**Goal**
In the listing below, find every line containing "eurasia" and copy it out.

** Start of Information supplied **

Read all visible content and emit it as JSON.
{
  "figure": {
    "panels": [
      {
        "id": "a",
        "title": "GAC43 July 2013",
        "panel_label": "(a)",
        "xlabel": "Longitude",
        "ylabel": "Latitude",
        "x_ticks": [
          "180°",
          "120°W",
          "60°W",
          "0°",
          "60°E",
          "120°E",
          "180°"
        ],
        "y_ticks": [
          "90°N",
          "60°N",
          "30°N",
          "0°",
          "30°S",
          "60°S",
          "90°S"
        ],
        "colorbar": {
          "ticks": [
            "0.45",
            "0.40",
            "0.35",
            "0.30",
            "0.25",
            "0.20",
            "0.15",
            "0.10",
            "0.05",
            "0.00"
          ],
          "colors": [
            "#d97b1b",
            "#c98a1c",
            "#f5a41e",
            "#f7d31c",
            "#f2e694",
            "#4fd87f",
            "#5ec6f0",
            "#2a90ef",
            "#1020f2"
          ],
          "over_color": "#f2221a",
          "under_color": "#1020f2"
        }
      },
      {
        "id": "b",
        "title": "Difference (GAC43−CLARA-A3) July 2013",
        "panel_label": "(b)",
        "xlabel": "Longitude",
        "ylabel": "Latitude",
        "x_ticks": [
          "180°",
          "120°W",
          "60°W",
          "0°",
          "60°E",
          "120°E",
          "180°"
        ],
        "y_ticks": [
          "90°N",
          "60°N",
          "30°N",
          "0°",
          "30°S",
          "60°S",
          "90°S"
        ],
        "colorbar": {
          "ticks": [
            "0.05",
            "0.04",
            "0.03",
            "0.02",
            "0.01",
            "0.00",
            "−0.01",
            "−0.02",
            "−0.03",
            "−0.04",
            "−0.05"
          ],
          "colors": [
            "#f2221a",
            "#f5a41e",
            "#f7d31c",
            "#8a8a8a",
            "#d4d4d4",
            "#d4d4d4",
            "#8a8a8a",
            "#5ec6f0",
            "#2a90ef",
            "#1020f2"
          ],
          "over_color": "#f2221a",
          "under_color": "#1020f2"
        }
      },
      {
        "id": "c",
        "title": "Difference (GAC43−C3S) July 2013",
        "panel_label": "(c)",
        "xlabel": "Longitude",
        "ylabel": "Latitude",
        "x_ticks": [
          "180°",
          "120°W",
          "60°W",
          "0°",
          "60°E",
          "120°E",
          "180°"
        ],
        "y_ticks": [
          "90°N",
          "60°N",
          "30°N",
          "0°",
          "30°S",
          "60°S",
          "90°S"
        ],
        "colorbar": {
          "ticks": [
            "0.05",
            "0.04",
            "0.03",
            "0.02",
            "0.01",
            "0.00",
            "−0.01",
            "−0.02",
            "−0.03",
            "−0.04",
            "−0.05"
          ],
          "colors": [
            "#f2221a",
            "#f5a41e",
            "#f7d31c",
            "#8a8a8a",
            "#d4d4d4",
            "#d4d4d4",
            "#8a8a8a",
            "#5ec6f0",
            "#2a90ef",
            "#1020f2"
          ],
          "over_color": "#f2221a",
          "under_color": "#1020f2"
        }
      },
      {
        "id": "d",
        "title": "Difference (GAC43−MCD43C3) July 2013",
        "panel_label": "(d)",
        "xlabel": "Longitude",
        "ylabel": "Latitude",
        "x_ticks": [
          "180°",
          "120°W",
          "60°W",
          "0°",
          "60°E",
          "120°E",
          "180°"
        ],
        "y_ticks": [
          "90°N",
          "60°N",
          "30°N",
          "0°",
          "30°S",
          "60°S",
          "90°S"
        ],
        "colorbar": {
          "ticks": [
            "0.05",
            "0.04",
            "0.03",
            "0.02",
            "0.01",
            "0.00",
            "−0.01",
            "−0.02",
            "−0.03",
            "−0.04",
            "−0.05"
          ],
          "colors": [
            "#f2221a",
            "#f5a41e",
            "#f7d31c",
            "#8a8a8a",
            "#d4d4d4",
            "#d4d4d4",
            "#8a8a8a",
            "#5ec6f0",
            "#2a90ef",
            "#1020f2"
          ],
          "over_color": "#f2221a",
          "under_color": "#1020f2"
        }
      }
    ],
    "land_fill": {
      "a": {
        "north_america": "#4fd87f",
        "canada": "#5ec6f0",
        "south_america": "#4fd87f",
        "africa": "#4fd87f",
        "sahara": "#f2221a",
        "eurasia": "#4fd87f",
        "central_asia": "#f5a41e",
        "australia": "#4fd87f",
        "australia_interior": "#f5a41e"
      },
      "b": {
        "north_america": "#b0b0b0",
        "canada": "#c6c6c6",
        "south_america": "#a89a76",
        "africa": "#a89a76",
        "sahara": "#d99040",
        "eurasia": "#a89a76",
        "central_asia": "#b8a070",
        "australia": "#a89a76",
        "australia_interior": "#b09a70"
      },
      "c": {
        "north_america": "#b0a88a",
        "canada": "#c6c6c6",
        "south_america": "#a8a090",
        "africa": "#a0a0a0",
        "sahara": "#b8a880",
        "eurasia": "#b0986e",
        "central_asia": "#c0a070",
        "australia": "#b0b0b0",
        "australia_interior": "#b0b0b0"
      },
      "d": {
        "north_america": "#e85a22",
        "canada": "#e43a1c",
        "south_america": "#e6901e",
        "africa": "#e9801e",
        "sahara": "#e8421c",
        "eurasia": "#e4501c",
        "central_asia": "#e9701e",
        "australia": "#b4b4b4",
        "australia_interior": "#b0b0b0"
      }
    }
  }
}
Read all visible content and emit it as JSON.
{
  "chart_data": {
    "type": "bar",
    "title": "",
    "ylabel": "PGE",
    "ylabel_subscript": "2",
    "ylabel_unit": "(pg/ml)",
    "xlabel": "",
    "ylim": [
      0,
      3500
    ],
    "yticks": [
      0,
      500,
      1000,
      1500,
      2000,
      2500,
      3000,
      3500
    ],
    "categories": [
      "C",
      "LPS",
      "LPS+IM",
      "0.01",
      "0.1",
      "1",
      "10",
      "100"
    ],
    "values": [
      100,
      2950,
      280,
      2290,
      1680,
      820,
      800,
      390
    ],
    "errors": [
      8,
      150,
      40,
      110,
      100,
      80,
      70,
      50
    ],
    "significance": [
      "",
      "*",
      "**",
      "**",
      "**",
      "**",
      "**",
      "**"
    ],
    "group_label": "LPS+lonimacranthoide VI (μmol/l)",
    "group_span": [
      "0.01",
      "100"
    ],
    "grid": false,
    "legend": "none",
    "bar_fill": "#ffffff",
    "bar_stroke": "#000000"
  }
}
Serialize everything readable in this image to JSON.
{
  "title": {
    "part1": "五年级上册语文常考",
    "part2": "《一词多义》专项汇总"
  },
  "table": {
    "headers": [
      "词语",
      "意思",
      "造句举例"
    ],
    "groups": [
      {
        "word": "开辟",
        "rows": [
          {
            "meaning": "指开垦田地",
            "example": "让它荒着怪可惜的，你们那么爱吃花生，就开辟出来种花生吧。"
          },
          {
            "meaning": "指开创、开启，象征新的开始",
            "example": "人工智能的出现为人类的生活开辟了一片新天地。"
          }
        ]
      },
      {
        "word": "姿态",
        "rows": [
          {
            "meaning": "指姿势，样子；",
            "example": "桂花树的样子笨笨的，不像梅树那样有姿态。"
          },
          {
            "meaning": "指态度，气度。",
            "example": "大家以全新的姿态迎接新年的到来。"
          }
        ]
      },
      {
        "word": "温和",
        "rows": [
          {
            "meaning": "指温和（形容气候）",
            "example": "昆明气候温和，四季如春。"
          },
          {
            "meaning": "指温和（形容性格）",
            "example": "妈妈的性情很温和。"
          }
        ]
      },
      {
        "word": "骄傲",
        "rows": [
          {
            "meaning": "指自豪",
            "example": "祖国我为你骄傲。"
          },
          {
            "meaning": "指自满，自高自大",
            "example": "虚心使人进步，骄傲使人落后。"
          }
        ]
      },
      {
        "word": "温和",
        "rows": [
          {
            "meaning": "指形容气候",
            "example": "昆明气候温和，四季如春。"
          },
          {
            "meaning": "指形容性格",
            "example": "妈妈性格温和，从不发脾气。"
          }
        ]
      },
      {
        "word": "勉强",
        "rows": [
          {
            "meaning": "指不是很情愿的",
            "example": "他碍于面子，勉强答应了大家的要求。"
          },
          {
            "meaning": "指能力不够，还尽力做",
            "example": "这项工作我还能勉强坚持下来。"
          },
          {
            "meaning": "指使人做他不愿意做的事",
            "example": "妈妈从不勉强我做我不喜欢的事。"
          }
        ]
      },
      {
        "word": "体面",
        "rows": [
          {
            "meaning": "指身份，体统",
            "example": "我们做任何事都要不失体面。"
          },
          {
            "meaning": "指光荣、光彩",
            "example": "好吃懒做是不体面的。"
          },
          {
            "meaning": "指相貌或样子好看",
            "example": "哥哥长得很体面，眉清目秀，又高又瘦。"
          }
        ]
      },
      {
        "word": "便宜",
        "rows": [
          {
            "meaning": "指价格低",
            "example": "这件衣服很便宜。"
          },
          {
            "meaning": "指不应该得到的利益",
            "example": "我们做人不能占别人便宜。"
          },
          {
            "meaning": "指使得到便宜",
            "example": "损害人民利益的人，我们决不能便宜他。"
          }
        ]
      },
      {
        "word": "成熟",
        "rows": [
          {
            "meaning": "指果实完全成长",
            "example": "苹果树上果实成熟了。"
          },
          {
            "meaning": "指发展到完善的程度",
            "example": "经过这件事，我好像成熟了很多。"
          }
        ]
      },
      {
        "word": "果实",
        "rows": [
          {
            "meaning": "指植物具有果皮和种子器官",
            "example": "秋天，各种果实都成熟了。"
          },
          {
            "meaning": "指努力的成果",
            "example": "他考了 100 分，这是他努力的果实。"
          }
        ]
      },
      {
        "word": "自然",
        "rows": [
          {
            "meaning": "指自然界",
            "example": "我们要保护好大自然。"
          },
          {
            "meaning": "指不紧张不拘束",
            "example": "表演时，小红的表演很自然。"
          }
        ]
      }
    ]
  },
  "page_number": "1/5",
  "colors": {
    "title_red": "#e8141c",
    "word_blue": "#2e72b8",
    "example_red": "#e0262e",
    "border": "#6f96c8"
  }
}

** End of Information supplied **

**Expected answer**
        "eurasia": "#4fd87f",
        "eurasia": "#a89a76",
        "eurasia": "#b0986e",
        "eurasia": "#e4501c",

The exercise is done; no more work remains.